_WHAT TO DO:_ Extract each line bearing the word "dưới".

_Data extracted from a collection:_
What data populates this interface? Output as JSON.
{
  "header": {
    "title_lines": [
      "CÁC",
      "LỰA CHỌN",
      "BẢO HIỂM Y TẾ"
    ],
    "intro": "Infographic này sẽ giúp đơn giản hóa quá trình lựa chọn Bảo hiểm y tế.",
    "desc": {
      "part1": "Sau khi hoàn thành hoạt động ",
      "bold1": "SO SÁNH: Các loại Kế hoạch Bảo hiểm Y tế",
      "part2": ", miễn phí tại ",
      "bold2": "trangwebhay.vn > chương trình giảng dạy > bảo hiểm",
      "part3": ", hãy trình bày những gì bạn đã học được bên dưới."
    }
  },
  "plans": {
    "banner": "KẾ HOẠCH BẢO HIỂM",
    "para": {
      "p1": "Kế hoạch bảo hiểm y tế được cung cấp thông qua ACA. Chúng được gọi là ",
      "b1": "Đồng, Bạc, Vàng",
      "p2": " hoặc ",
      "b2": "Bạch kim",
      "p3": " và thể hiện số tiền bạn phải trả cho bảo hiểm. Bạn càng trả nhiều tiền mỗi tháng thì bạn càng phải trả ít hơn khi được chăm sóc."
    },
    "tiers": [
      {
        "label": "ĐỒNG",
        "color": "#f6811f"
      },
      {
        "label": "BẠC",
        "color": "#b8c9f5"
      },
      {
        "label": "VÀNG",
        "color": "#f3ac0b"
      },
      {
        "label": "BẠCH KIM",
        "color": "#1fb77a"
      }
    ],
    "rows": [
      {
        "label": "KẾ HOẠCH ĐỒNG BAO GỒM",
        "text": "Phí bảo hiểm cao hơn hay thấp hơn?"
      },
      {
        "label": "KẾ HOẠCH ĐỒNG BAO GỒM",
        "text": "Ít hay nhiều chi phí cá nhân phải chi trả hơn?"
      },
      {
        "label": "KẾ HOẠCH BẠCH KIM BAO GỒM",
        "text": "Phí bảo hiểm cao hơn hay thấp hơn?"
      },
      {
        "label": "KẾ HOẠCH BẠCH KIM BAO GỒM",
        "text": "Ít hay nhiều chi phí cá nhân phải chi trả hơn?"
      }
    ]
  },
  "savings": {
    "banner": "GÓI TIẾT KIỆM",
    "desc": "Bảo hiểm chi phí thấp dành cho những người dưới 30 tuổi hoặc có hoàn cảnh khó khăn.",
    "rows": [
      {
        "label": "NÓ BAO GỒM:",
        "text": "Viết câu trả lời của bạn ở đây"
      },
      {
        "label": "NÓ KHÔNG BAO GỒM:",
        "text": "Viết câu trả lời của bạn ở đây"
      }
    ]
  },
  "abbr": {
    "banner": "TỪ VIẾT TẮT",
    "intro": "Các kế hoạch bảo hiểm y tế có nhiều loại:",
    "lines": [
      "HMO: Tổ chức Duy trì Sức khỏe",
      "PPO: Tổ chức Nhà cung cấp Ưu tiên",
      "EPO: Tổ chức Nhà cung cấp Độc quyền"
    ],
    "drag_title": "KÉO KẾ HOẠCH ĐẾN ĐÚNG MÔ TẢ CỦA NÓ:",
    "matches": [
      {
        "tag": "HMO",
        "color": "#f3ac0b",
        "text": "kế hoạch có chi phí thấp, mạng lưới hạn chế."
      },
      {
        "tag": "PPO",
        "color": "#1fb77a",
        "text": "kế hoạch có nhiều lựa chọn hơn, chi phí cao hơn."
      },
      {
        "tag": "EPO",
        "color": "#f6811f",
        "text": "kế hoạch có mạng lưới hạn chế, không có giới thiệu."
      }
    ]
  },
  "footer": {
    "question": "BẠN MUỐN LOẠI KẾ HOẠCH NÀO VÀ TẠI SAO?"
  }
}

_SOLUTION FOR THIS EXERCISE:_
      "part3": ", hãy trình bày những gì bạn đã học được bên dưới."
    "desc": "Bảo hiểm chi phí thấp dành cho những người dưới 30 tuổi hoặc có hoàn cảnh khó khăn.",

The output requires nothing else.